== Extracted information ==

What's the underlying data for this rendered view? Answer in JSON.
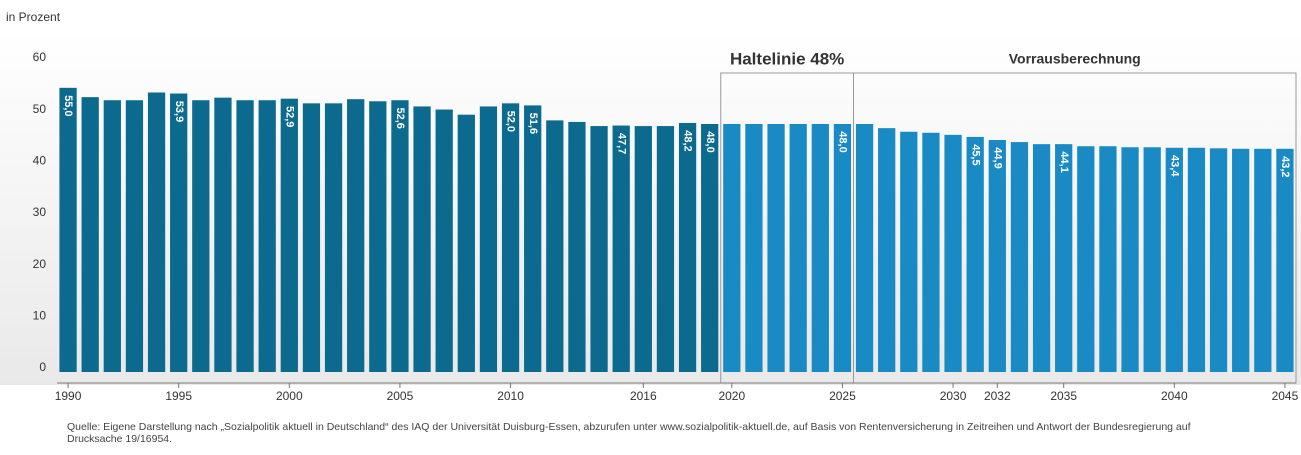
{
  "chart_data": {
    "type": "bar",
    "y_label": "in Prozent",
    "x": [
      1990,
      1991,
      1992,
      1993,
      1994,
      1995,
      1996,
      1997,
      1998,
      1999,
      2000,
      2001,
      2002,
      2003,
      2004,
      2005,
      2006,
      2007,
      2008,
      2009,
      2010,
      2011,
      2012,
      2013,
      2014,
      2015,
      2016,
      2017,
      2018,
      2019,
      2020,
      2021,
      2022,
      2023,
      2024,
      2025,
      2026,
      2027,
      2028,
      2029,
      2030,
      2031,
      2032,
      2033,
      2034,
      2035,
      2036,
      2037,
      2038,
      2039,
      2040,
      2041,
      2042,
      2043,
      2044,
      2045
    ],
    "values": [
      55.0,
      53.2,
      52.6,
      52.6,
      54.1,
      53.9,
      52.6,
      53.1,
      52.6,
      52.6,
      52.9,
      52.0,
      52.0,
      52.8,
      52.4,
      52.6,
      51.4,
      50.8,
      49.8,
      51.4,
      52.0,
      51.6,
      48.7,
      48.4,
      47.6,
      47.7,
      47.6,
      47.6,
      48.2,
      48.0,
      48.0,
      48.0,
      48.0,
      48.0,
      48.0,
      48.0,
      48.0,
      47.2,
      46.5,
      46.3,
      45.9,
      45.5,
      44.9,
      44.5,
      44.1,
      44.1,
      43.7,
      43.7,
      43.5,
      43.5,
      43.4,
      43.4,
      43.3,
      43.2,
      43.2,
      43.2
    ],
    "value_labels": [
      "55,0",
      null,
      null,
      null,
      null,
      "53,9",
      null,
      null,
      null,
      null,
      "52,9",
      null,
      null,
      null,
      null,
      "52,6",
      null,
      null,
      null,
      null,
      "52,0",
      "51,6",
      null,
      null,
      null,
      "47,7",
      null,
      null,
      "48,2",
      "48,0",
      null,
      null,
      null,
      null,
      null,
      "48,0",
      null,
      null,
      null,
      null,
      null,
      "45,5",
      "44,9",
      null,
      null,
      "44,1",
      null,
      null,
      null,
      null,
      "43,4",
      null,
      null,
      null,
      null,
      "43,2"
    ],
    "colors": [
      "#0b6a8e",
      "#0b6a8e",
      "#0b6a8e",
      "#0b6a8e",
      "#0b6a8e",
      "#0b6a8e",
      "#0b6a8e",
      "#0b6a8e",
      "#0b6a8e",
      "#0b6a8e",
      "#0b6a8e",
      "#0b6a8e",
      "#0b6a8e",
      "#0b6a8e",
      "#0b6a8e",
      "#0b6a8e",
      "#0b6a8e",
      "#0b6a8e",
      "#0b6a8e",
      "#0b6a8e",
      "#0b6a8e",
      "#0b6a8e",
      "#0b6a8e",
      "#0b6a8e",
      "#0b6a8e",
      "#0b6a8e",
      "#0b6a8e",
      "#0b6a8e",
      "#0b6a8e",
      "#0b6a8e",
      "#1a8ac4",
      "#1a8ac4",
      "#1a8ac4",
      "#1a8ac4",
      "#1a8ac4",
      "#1a8ac4",
      "#1a8ac4",
      "#1a8ac4",
      "#1a8ac4",
      "#1a8ac4",
      "#1a8ac4",
      "#1a8ac4",
      "#1a8ac4",
      "#1a8ac4",
      "#1a8ac4",
      "#1a8ac4",
      "#1a8ac4",
      "#1a8ac4",
      "#1a8ac4",
      "#1a8ac4",
      "#1a8ac4",
      "#1a8ac4",
      "#1a8ac4",
      "#1a8ac4",
      "#1a8ac4",
      "#1a8ac4"
    ],
    "xlim": [
      1989.5,
      2045.5
    ],
    "xticks": [
      1990,
      1995,
      2000,
      2005,
      2010,
      2016,
      2020,
      2025,
      2030,
      2032,
      2035,
      2040,
      2045
    ],
    "ylim": [
      0,
      60
    ],
    "yticks": [
      0,
      10,
      20,
      30,
      40,
      50,
      60
    ],
    "grid": false,
    "annotations": [
      {
        "text": "Haltelinie 48%",
        "x_range": [
          2020,
          2025
        ]
      },
      {
        "text": "Vorrausberechnung",
        "x_range": [
          2026,
          2045
        ]
      }
    ],
    "source": "Quelle: Eigene Darstellung nach „Sozialpolitik aktuell in Deutschland“ des IAQ der Universität Duisburg-Essen, abzurufen unter www.sozialpolitik-aktuell.de, auf Basis von Rentenversicherung in Zeitreihen und Antwort der Bundesregierung auf Drucksache 19/16954."
  }
}
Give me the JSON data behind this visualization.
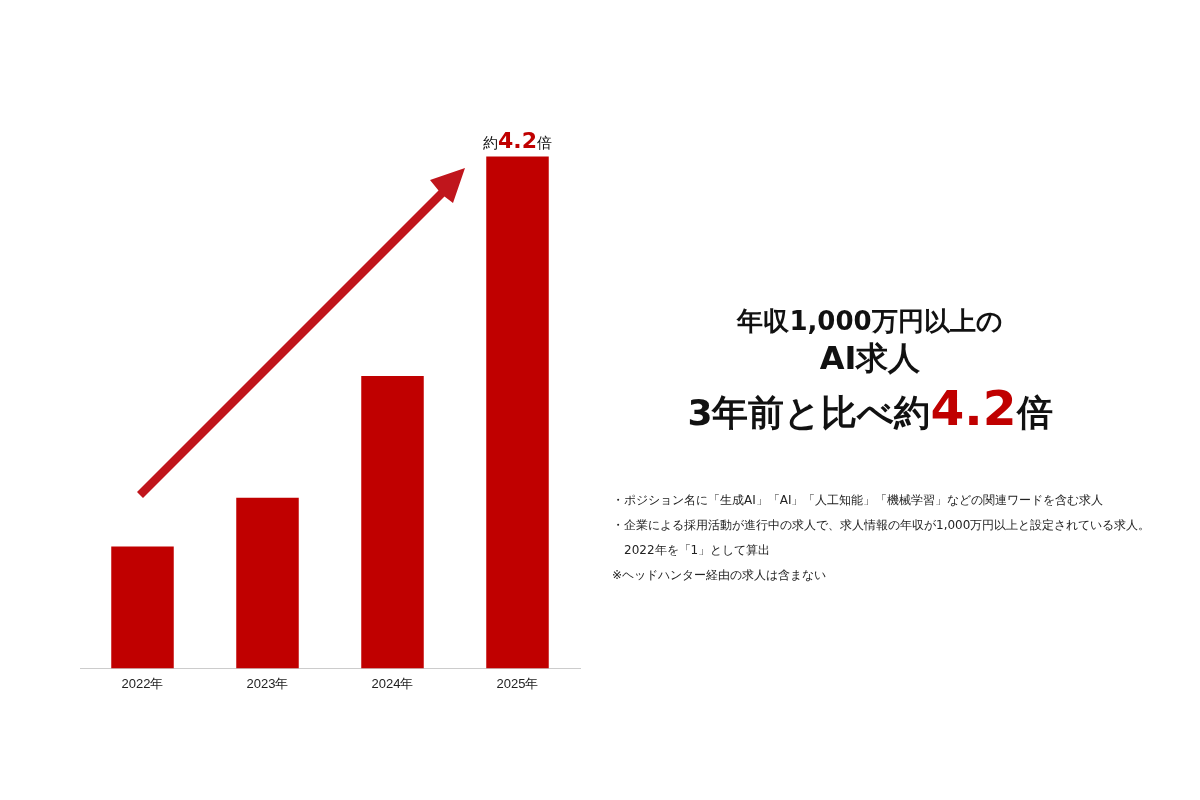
{
  "chart_data": {
    "type": "bar",
    "title": "年収1,000万円以上の\nAI求人\n3年前と比べ約4.2倍",
    "categories": [
      "2022年",
      "2023年",
      "2024年",
      "2025年"
    ],
    "values": [
      1,
      1.4,
      2.4,
      4.2
    ],
    "color": "#c00000",
    "value_labels": [
      null,
      null,
      null,
      "約4.2倍"
    ],
    "grid": false,
    "legend": false,
    "annotations": [
      "・ポジション名に「生成AI」「AI」「人工知能」「機械学習」などの関連ワードを含む求人",
      "・企業による採用活動が進行中の求人で、求人情報の年収が1,000万円以上と設定されている求人。2022年を「1」として算出",
      "※ヘッドハンター経由の求人は含まない"
    ]
  }
}
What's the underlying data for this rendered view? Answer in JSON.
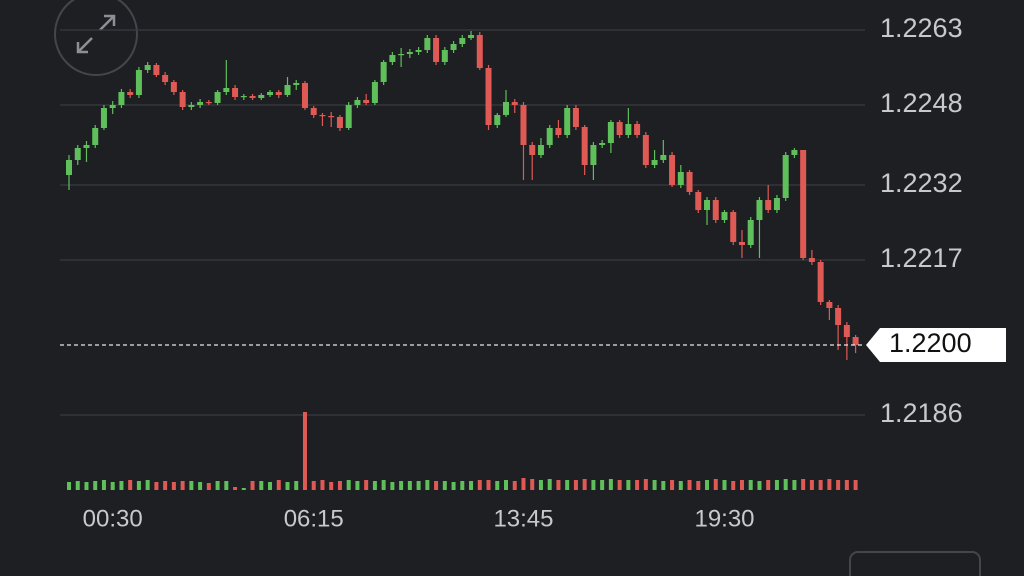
{
  "chart_data": {
    "type": "candlestick",
    "categories": [
      null,
      null,
      null,
      null,
      null,
      "00:30",
      null,
      null,
      null,
      null,
      null,
      null,
      null,
      null,
      null,
      null,
      null,
      null,
      null,
      null,
      null,
      null,
      null,
      null,
      null,
      null,
      null,
      null,
      "06:15",
      null,
      null,
      null,
      null,
      null,
      null,
      null,
      null,
      null,
      null,
      null,
      null,
      null,
      null,
      null,
      null,
      null,
      null,
      null,
      null,
      null,
      null,
      null,
      "13:45",
      null,
      null,
      null,
      null,
      null,
      null,
      null,
      null,
      null,
      null,
      null,
      null,
      null,
      null,
      null,
      null,
      null,
      null,
      null,
      null,
      null,
      null,
      "19:30",
      null,
      null,
      null,
      null,
      null,
      null,
      null,
      null,
      null,
      null,
      null,
      null,
      null,
      null,
      null
    ],
    "open": [
      1.2234,
      1.2237,
      1.22394,
      1.224,
      1.22434,
      1.22474,
      1.2248,
      1.22506,
      1.225,
      1.2255,
      1.2256,
      1.2254,
      1.22526,
      1.22506,
      1.22476,
      1.2248,
      1.22486,
      1.22484,
      1.22506,
      1.22514,
      1.22496,
      1.22498,
      1.22494,
      1.225,
      1.22506,
      1.225,
      1.2252,
      1.22524,
      1.22474,
      1.2246,
      1.22458,
      1.22456,
      1.22434,
      1.2248,
      1.2249,
      1.22484,
      1.22526,
      1.22566,
      1.2258,
      1.22582,
      1.22586,
      1.2259,
      1.22614,
      1.22566,
      1.2259,
      1.22602,
      1.22614,
      1.2262,
      1.22554,
      1.2244,
      1.2246,
      1.22486,
      1.2248,
      1.224,
      1.2238,
      1.224,
      1.22434,
      1.2242,
      1.22474,
      1.22436,
      1.2236,
      1.224,
      1.22404,
      1.22446,
      1.2242,
      1.22442,
      1.2242,
      1.2236,
      1.2237,
      1.2238,
      1.2232,
      1.22346,
      1.22306,
      1.2227,
      1.2229,
      1.2225,
      1.22266,
      1.22206,
      1.222,
      1.2225,
      1.2229,
      1.2227,
      1.22294,
      1.2238,
      1.2239,
      1.22174,
      1.22166,
      1.22086,
      1.22074,
      1.2204,
      1.22016
    ],
    "high": [
      1.2238,
      1.224,
      1.22408,
      1.2244,
      1.2248,
      1.22488,
      1.22512,
      1.22512,
      1.22556,
      1.22566,
      1.22564,
      1.22546,
      1.2253,
      1.2251,
      1.22486,
      1.22492,
      1.2249,
      1.2251,
      1.2257,
      1.2252,
      1.22502,
      1.22502,
      1.22504,
      1.2251,
      1.2251,
      1.22536,
      1.2253,
      1.22528,
      1.22478,
      1.22464,
      1.22466,
      1.2246,
      1.22486,
      1.22496,
      1.22502,
      1.2253,
      1.2257,
      1.22586,
      1.22594,
      1.22592,
      1.22596,
      1.2262,
      1.2262,
      1.22596,
      1.22608,
      1.2262,
      1.22628,
      1.22626,
      1.2256,
      1.22464,
      1.2251,
      1.22492,
      1.22486,
      1.22406,
      1.22414,
      1.2244,
      1.2245,
      1.2248,
      1.2248,
      1.2244,
      1.22406,
      1.2241,
      1.2245,
      1.2245,
      1.22474,
      1.22448,
      1.22426,
      1.2239,
      1.2241,
      1.22386,
      1.2236,
      1.2235,
      1.2231,
      1.22296,
      1.22296,
      1.2227,
      1.2227,
      1.2223,
      1.22256,
      1.22296,
      1.2232,
      1.223,
      1.22386,
      1.22394,
      1.2239,
      1.2219,
      1.2217,
      1.2209,
      1.2208,
      1.22046,
      1.2202
    ],
    "low": [
      1.2231,
      1.2236,
      1.22366,
      1.22394,
      1.2243,
      1.22462,
      1.22474,
      1.22494,
      1.22494,
      1.22544,
      1.22536,
      1.2252,
      1.225,
      1.2247,
      1.2247,
      1.22474,
      1.2248,
      1.2248,
      1.225,
      1.2249,
      1.2249,
      1.2249,
      1.2249,
      1.22496,
      1.22494,
      1.22496,
      1.2251,
      1.2247,
      1.22454,
      1.22438,
      1.22436,
      1.22428,
      1.2243,
      1.22474,
      1.2248,
      1.2248,
      1.2252,
      1.2256,
      1.22556,
      1.22574,
      1.2258,
      1.22584,
      1.2256,
      1.2256,
      1.22584,
      1.22596,
      1.2261,
      1.2255,
      1.2243,
      1.22434,
      1.22456,
      1.22464,
      1.2233,
      1.2233,
      1.22374,
      1.22394,
      1.22414,
      1.22414,
      1.2243,
      1.2234,
      1.2233,
      1.22394,
      1.22384,
      1.22414,
      1.22414,
      1.22414,
      1.22354,
      1.22354,
      1.22364,
      1.22316,
      1.22314,
      1.223,
      1.22264,
      1.2224,
      1.22244,
      1.22244,
      1.222,
      1.22174,
      1.22194,
      1.22174,
      1.22264,
      1.22264,
      1.22288,
      1.22374,
      1.2217,
      1.2216,
      1.2208,
      1.2205,
      1.2199,
      1.2197,
      1.21984
    ],
    "close": [
      1.2237,
      1.22394,
      1.224,
      1.22434,
      1.22474,
      1.2248,
      1.22506,
      1.225,
      1.2255,
      1.2256,
      1.2254,
      1.22526,
      1.22506,
      1.22476,
      1.2248,
      1.22486,
      1.22484,
      1.22506,
      1.22514,
      1.22496,
      1.22498,
      1.22494,
      1.225,
      1.22506,
      1.225,
      1.2252,
      1.22524,
      1.22474,
      1.2246,
      1.22458,
      1.22456,
      1.22434,
      1.2248,
      1.2249,
      1.22484,
      1.22526,
      1.22566,
      1.2258,
      1.22582,
      1.22586,
      1.2259,
      1.22614,
      1.22566,
      1.2259,
      1.22602,
      1.22614,
      1.2262,
      1.22554,
      1.2244,
      1.2246,
      1.22486,
      1.2248,
      1.224,
      1.2238,
      1.224,
      1.22434,
      1.2242,
      1.22474,
      1.22436,
      1.2236,
      1.224,
      1.22404,
      1.22446,
      1.2242,
      1.22442,
      1.2242,
      1.2236,
      1.2237,
      1.2238,
      1.2232,
      1.22346,
      1.22306,
      1.2227,
      1.2229,
      1.2225,
      1.22266,
      1.22206,
      1.222,
      1.2225,
      1.2229,
      1.2227,
      1.22294,
      1.2238,
      1.2239,
      1.22174,
      1.22166,
      1.22086,
      1.22074,
      1.2204,
      1.22016,
      1.22
    ],
    "volume": [
      8,
      9,
      8,
      9,
      10,
      8,
      9,
      10,
      9,
      10,
      8,
      9,
      8,
      9,
      9,
      8,
      7,
      9,
      9,
      3,
      2,
      9,
      9,
      8,
      10,
      8,
      9,
      78,
      9,
      10,
      8,
      9,
      10,
      9,
      10,
      9,
      10,
      8,
      9,
      9,
      9,
      10,
      9,
      9,
      8,
      9,
      9,
      10,
      10,
      9,
      10,
      9,
      12,
      11,
      10,
      11,
      10,
      10,
      10,
      11,
      10,
      10,
      11,
      10,
      10,
      10,
      11,
      10,
      9,
      10,
      9,
      10,
      9,
      10,
      11,
      10,
      9,
      10,
      10,
      9,
      10,
      10,
      11,
      10,
      11,
      10,
      10,
      11,
      10,
      10,
      10
    ],
    "up_color": "#5fbf5a",
    "down_color": "#e05a55",
    "ylim": [
      1.2179,
      1.2269
    ],
    "yticks": [
      1.2263,
      1.2248,
      1.2232,
      1.2217,
      1.2186
    ],
    "grid": true,
    "last_price": {
      "value": 1.22,
      "label": "1.2200"
    }
  }
}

===

Your objective |
Give the number of lines containing the word "text". No other answer is needed.

Result for this task |
2